Dataset records on visual material
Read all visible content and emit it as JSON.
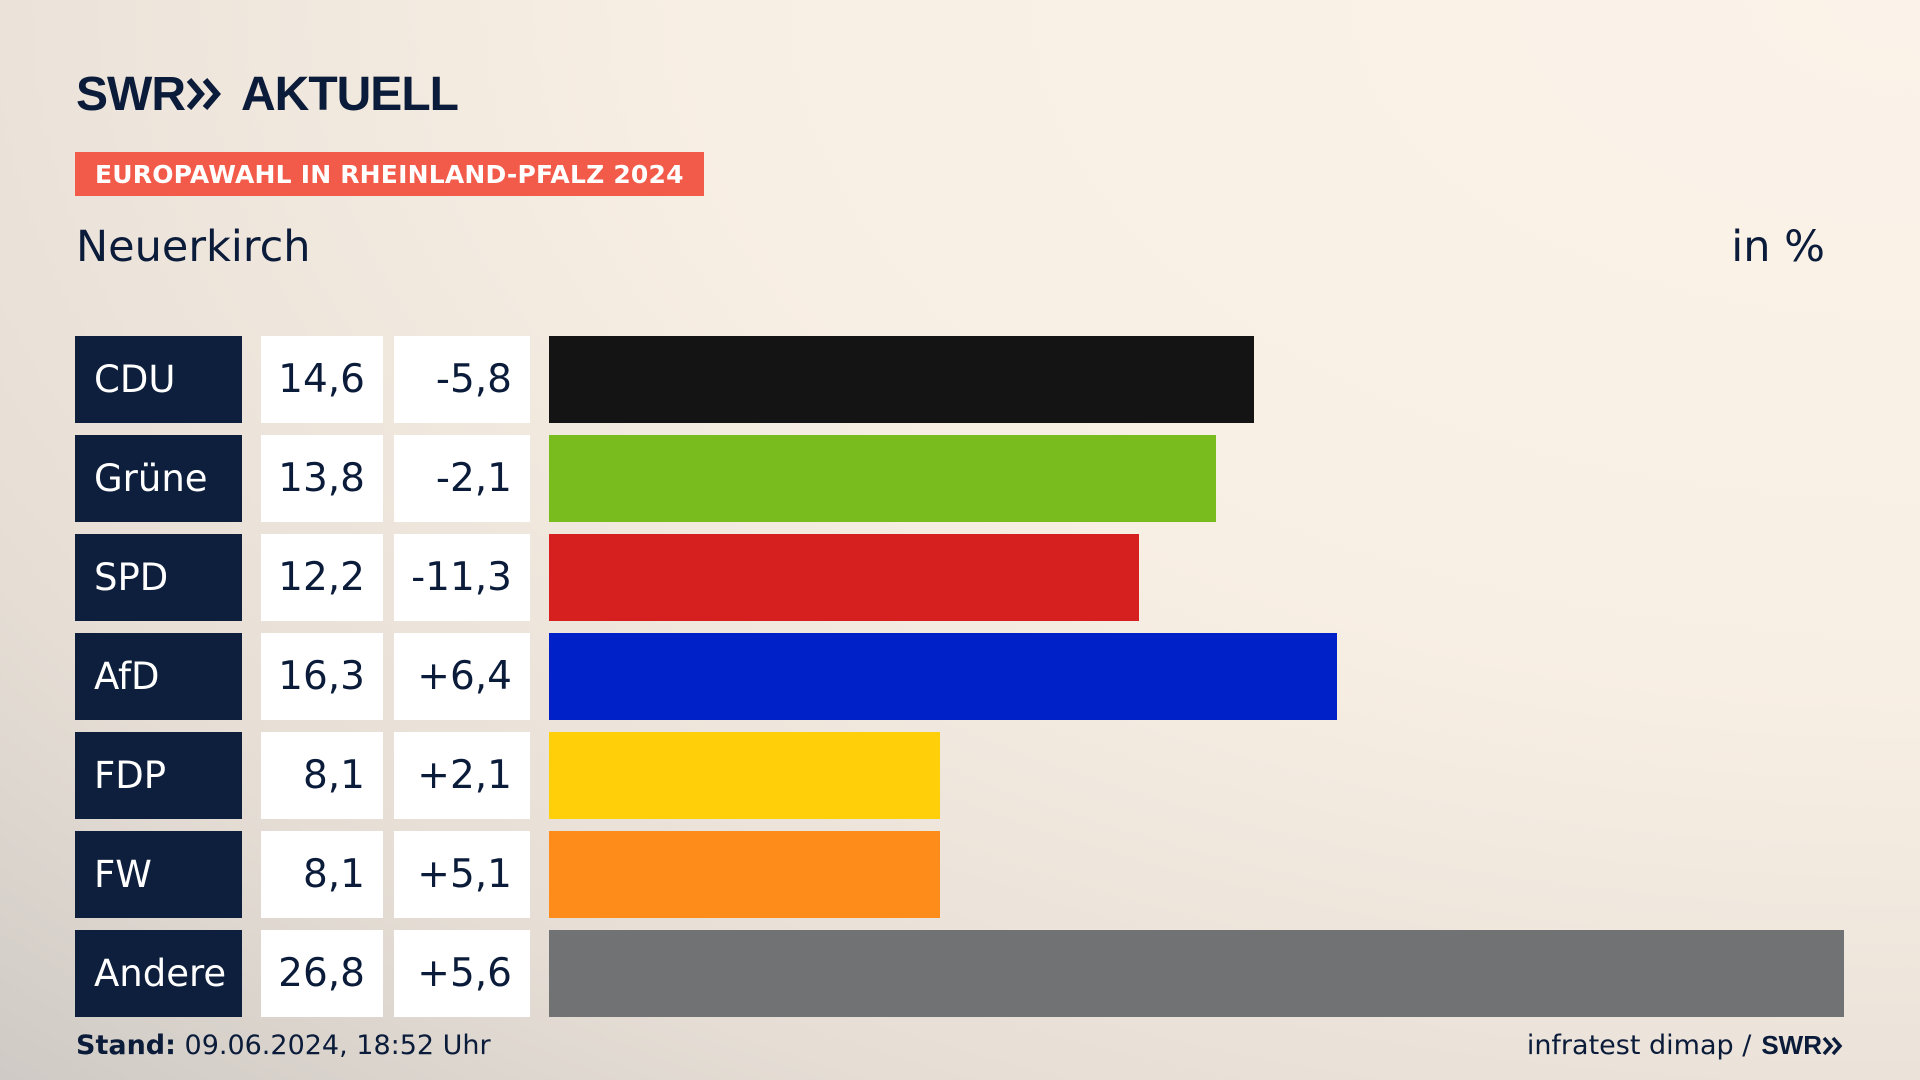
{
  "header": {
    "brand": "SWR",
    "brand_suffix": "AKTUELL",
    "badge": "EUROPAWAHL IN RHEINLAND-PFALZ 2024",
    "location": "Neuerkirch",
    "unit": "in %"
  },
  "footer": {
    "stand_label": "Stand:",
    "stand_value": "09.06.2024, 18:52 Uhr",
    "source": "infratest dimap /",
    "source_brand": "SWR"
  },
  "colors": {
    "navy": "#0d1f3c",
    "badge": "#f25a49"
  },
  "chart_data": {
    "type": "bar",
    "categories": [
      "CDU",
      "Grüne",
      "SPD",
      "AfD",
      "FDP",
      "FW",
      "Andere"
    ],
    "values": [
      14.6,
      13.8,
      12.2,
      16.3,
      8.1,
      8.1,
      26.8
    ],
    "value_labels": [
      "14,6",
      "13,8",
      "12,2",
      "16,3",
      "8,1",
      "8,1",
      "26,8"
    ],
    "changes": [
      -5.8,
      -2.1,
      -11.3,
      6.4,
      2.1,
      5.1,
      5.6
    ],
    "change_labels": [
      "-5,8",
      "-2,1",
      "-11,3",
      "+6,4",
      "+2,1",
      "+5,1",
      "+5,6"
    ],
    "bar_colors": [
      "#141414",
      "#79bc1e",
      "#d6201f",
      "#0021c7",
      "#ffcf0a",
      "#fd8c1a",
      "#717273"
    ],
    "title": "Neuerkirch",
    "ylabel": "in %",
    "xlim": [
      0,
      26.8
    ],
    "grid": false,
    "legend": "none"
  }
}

◆ WORK TO BE COMPLETED
Copy every record character for character. Skip the pictures.

◆ COMPLETE ANSWER
Read all visible content and emit it as JSON.
{
  "header": {
    "brand": "SWR",
    "brand_suffix": "AKTUELL",
    "badge": "EUROPAWAHL IN RHEINLAND-PFALZ 2024",
    "location": "Neuerkirch",
    "unit": "in %"
  },
  "footer": {
    "stand_label": "Stand:",
    "stand_value": "09.06.2024, 18:52 Uhr",
    "source": "infratest dimap /",
    "source_brand": "SWR"
  },
  "colors": {
    "navy": "#0d1f3c",
    "badge": "#f25a49"
  },
  "chart_data": {
    "type": "bar",
    "categories": [
      "CDU",
      "Grüne",
      "SPD",
      "AfD",
      "FDP",
      "FW",
      "Andere"
    ],
    "values": [
      14.6,
      13.8,
      12.2,
      16.3,
      8.1,
      8.1,
      26.8
    ],
    "value_labels": [
      "14,6",
      "13,8",
      "12,2",
      "16,3",
      "8,1",
      "8,1",
      "26,8"
    ],
    "changes": [
      -5.8,
      -2.1,
      -11.3,
      6.4,
      2.1,
      5.1,
      5.6
    ],
    "change_labels": [
      "-5,8",
      "-2,1",
      "-11,3",
      "+6,4",
      "+2,1",
      "+5,1",
      "+5,6"
    ],
    "bar_colors": [
      "#141414",
      "#79bc1e",
      "#d6201f",
      "#0021c7",
      "#ffcf0a",
      "#fd8c1a",
      "#717273"
    ],
    "title": "Neuerkirch",
    "ylabel": "in %",
    "xlim": [
      0,
      26.8
    ],
    "grid": false,
    "legend": "none"
  }
}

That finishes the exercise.